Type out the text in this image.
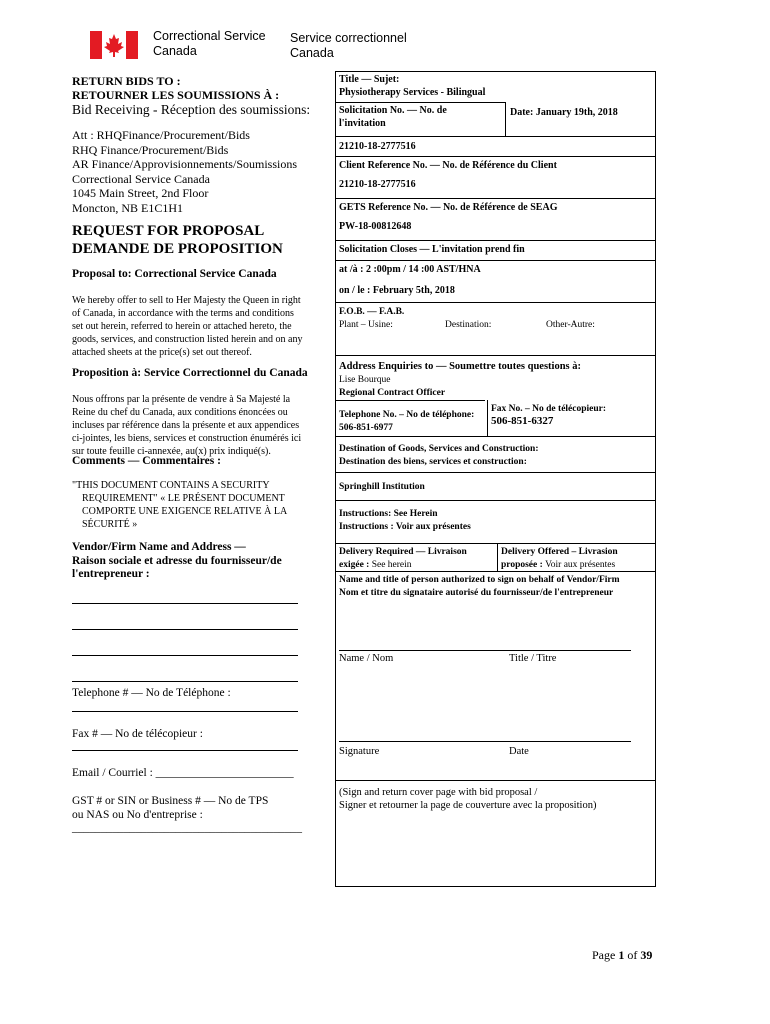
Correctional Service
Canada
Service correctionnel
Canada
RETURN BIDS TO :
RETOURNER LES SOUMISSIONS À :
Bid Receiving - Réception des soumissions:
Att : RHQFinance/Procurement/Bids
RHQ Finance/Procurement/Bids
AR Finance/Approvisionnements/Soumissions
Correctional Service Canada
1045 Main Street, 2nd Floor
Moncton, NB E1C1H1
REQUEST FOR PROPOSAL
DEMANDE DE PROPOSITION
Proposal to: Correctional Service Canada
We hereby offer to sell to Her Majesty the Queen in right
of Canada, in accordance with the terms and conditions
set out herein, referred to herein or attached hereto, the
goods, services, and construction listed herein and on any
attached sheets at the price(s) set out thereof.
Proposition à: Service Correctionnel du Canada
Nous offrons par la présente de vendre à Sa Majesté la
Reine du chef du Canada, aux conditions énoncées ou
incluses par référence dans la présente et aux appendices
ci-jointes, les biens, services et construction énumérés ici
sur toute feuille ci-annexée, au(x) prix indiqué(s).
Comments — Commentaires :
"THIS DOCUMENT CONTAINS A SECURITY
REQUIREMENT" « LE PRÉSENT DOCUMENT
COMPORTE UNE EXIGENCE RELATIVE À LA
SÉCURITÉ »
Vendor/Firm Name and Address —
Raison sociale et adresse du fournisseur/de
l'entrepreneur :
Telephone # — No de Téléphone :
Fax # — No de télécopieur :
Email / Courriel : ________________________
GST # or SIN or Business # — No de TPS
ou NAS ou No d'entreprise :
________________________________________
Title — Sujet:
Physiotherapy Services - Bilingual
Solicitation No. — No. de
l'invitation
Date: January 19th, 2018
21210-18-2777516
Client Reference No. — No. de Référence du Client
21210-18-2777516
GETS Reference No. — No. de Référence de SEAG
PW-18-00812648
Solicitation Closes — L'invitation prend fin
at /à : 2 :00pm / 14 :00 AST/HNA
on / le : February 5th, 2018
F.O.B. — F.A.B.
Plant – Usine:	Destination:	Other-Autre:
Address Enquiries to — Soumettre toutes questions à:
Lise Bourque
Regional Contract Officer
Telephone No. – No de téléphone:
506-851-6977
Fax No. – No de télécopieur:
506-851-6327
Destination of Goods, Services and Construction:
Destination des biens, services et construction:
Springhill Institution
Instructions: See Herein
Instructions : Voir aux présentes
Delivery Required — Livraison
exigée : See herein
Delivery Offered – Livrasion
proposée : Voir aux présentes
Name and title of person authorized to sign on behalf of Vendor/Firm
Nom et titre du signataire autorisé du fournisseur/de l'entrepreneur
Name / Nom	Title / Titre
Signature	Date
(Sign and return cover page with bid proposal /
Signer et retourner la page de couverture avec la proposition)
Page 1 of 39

· · ·

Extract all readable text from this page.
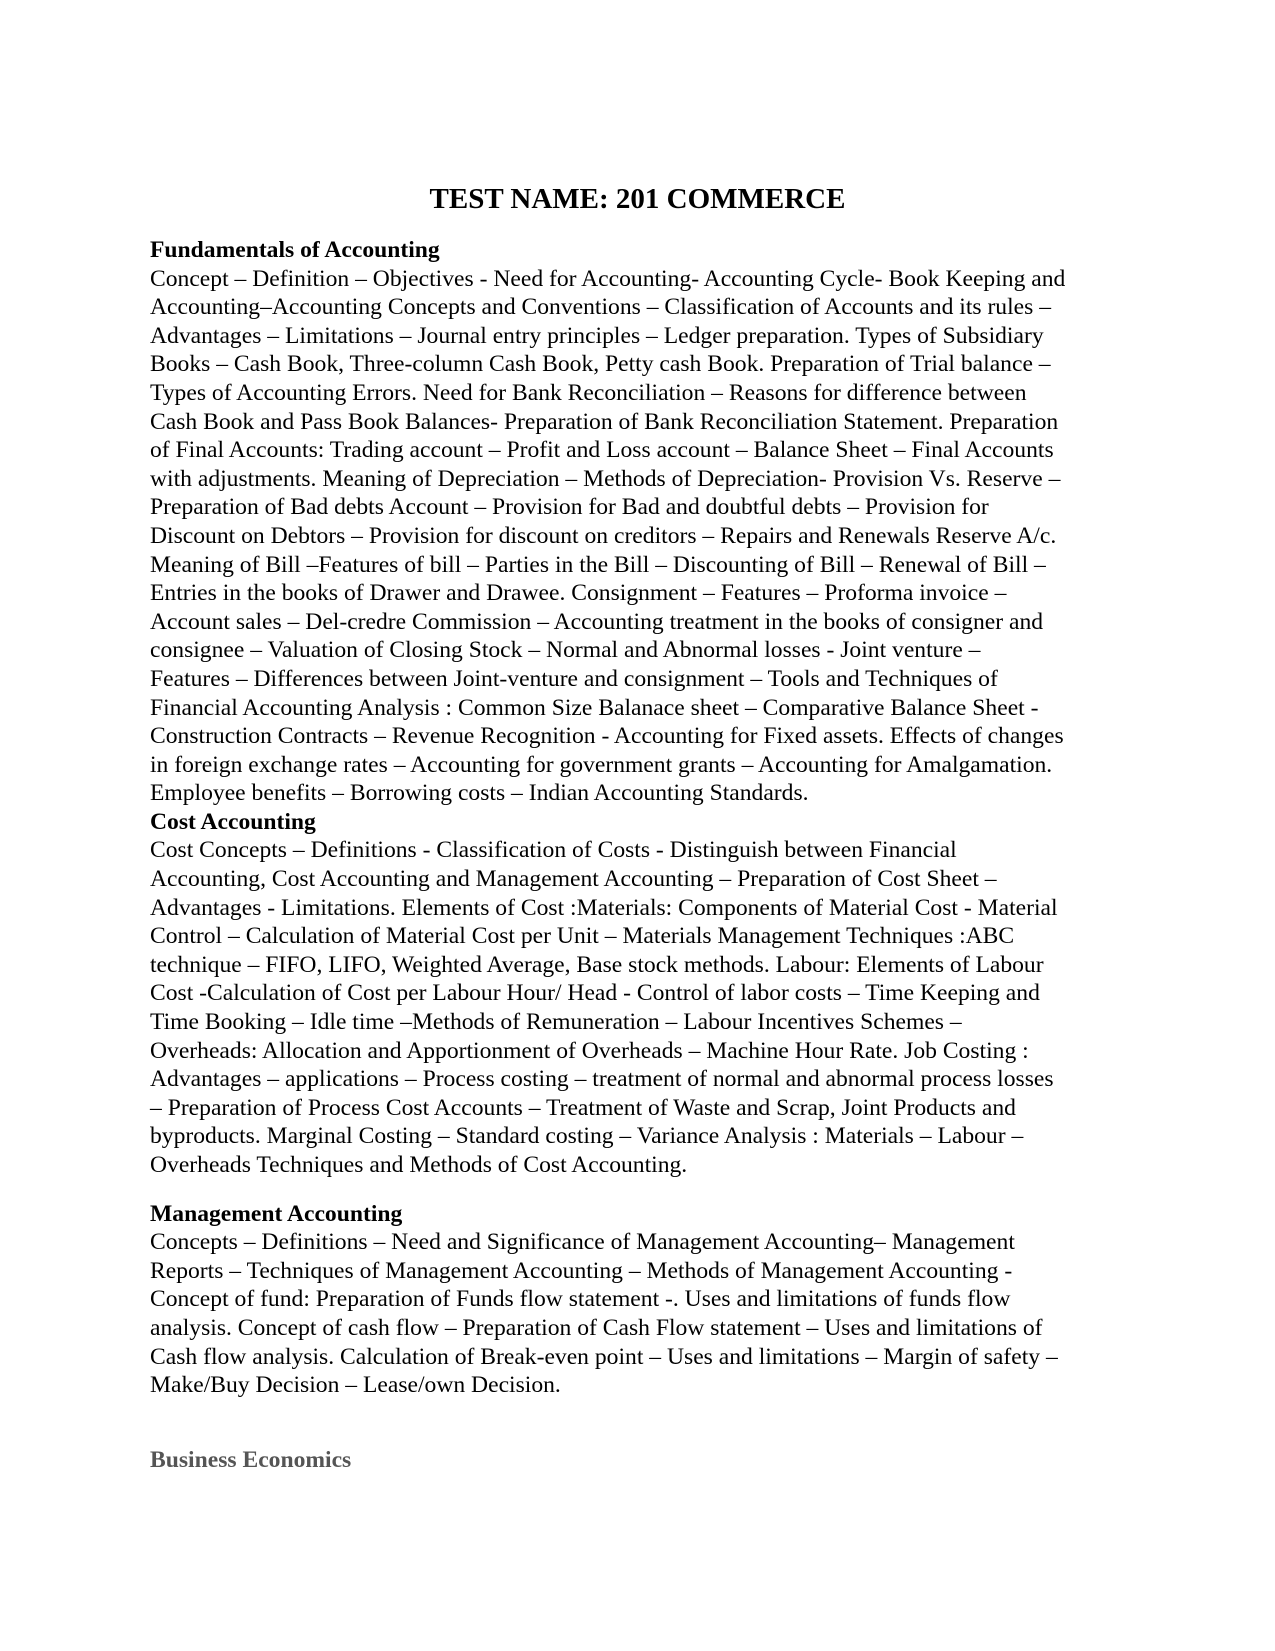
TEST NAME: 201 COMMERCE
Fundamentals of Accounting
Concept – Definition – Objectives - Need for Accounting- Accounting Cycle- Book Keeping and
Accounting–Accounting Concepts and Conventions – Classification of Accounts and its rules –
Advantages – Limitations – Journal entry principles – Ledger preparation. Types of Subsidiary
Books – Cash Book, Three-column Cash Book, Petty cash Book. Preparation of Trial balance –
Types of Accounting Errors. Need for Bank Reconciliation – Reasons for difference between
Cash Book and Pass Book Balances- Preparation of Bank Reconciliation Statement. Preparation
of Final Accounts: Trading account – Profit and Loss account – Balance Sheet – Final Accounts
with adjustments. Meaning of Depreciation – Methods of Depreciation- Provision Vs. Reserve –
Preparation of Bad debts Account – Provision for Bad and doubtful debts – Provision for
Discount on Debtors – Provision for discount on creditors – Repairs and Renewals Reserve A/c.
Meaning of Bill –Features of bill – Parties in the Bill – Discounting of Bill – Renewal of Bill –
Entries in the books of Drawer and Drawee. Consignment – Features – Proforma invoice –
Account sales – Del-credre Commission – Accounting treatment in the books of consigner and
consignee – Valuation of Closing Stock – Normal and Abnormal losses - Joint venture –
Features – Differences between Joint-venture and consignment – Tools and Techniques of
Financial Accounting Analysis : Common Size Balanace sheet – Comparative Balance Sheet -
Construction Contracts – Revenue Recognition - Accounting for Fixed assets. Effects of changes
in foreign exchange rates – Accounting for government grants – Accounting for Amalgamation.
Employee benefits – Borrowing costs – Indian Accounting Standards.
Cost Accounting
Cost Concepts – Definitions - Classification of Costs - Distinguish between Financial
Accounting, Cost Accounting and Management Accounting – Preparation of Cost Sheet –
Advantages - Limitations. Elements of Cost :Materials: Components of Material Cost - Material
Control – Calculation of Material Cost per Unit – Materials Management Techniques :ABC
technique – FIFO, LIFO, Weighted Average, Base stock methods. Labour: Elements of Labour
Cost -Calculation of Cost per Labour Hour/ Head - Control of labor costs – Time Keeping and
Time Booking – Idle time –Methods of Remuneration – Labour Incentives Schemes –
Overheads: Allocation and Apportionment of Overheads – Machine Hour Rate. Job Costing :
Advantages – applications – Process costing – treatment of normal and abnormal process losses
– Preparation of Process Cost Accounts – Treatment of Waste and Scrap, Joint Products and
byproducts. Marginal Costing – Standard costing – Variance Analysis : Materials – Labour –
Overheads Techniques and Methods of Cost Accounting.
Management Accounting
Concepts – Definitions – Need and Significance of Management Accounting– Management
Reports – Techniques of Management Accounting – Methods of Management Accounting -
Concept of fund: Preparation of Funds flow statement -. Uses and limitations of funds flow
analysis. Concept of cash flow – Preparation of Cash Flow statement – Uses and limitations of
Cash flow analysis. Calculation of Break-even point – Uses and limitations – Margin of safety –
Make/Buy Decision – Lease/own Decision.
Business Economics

· · ·

**What is being asked**
All lines in the data that contain the word "Management" should be copied.

**Task result**
Accounting, Cost Accounting and Management Accounting – Preparation of Cost Sheet –
Control – Calculation of Material Cost per Unit – Materials Management Techniques :ABC
Management Accounting
Concepts – Definitions – Need and Significance of Management Accounting– Management
Reports – Techniques of Management Accounting – Methods of Management Accounting -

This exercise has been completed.